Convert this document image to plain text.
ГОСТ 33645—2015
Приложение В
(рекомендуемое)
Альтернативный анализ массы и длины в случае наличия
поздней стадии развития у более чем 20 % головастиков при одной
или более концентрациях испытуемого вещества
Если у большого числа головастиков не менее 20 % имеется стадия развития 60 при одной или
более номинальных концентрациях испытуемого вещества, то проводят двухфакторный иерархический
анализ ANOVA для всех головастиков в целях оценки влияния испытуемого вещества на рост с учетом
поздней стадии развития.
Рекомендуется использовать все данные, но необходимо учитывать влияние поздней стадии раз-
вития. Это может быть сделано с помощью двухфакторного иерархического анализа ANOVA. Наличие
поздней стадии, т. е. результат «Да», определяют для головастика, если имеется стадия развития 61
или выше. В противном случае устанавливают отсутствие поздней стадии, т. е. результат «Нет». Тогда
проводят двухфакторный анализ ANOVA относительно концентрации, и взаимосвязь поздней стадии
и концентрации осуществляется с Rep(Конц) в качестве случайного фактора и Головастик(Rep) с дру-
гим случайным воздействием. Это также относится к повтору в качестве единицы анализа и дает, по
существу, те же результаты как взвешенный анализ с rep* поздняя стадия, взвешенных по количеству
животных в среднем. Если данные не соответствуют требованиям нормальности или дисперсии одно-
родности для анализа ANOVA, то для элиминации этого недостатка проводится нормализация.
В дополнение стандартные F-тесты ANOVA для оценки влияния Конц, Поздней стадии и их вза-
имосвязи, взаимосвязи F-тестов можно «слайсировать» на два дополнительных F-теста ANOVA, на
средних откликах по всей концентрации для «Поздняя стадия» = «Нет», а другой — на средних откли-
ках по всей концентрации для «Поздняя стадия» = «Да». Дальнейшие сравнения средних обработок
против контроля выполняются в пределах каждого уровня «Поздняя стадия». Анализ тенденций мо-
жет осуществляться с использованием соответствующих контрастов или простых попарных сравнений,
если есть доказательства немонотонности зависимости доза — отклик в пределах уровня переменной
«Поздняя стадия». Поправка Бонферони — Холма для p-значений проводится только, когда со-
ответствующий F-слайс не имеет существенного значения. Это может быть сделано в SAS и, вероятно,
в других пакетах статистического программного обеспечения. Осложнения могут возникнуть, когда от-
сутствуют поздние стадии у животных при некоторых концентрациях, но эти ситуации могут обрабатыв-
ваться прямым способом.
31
* * *
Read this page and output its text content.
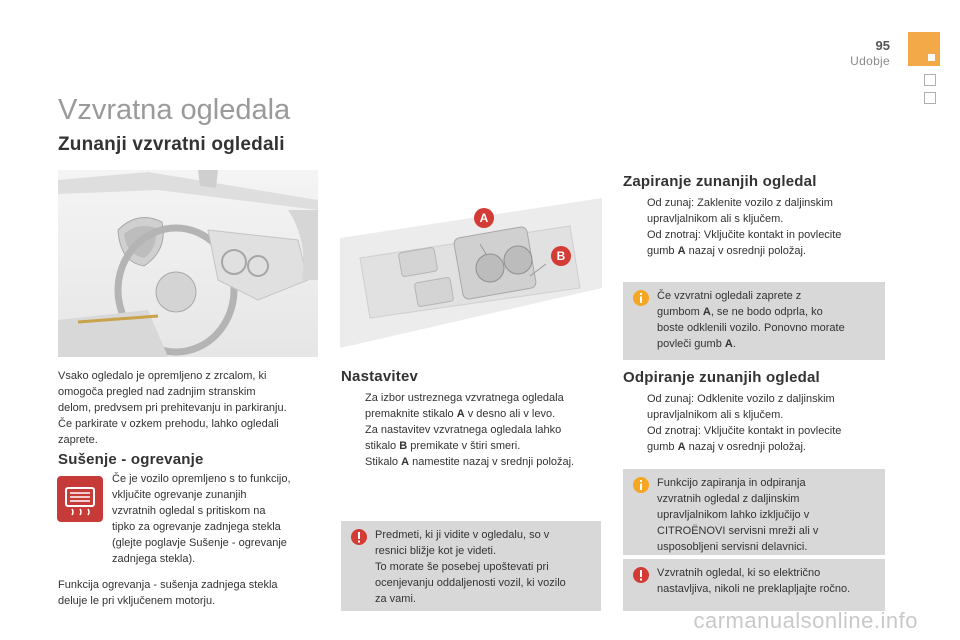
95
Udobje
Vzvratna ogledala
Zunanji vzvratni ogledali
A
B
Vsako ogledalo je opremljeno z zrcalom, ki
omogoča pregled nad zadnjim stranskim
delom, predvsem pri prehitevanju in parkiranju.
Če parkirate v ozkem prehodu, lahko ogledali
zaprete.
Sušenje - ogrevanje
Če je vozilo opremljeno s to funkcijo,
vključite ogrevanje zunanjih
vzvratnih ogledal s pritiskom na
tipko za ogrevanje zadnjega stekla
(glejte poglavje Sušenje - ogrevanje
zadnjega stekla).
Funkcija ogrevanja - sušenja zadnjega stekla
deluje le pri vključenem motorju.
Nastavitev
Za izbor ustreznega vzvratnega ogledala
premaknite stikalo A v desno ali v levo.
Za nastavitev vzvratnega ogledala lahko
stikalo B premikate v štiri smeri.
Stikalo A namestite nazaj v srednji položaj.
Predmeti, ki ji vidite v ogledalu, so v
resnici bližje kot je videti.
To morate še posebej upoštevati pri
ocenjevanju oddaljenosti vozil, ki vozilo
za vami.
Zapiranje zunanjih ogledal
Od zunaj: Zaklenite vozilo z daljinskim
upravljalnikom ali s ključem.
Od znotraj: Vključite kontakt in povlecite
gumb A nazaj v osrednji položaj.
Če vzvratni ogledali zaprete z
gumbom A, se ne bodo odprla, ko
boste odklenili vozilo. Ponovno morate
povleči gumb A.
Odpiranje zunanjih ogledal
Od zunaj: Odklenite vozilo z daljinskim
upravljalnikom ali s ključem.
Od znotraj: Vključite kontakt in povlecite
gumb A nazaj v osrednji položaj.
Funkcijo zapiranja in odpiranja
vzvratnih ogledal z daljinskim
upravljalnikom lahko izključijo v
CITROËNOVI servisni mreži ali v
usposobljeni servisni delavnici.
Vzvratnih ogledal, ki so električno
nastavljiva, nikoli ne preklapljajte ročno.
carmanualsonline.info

STATED PROBLEM
Find the word "концентрациях" in the data and show each line that holds it.

ANSWER TO THE PROBLEM
или более концентрациях испытуемого вещества
более номинальных концентрациях испытуемого вещества, то проводят двухфакторный иерархический
сутствуют поздние стадии у животных при некоторых концентрациях, но эти ситуации могут обрабатыв-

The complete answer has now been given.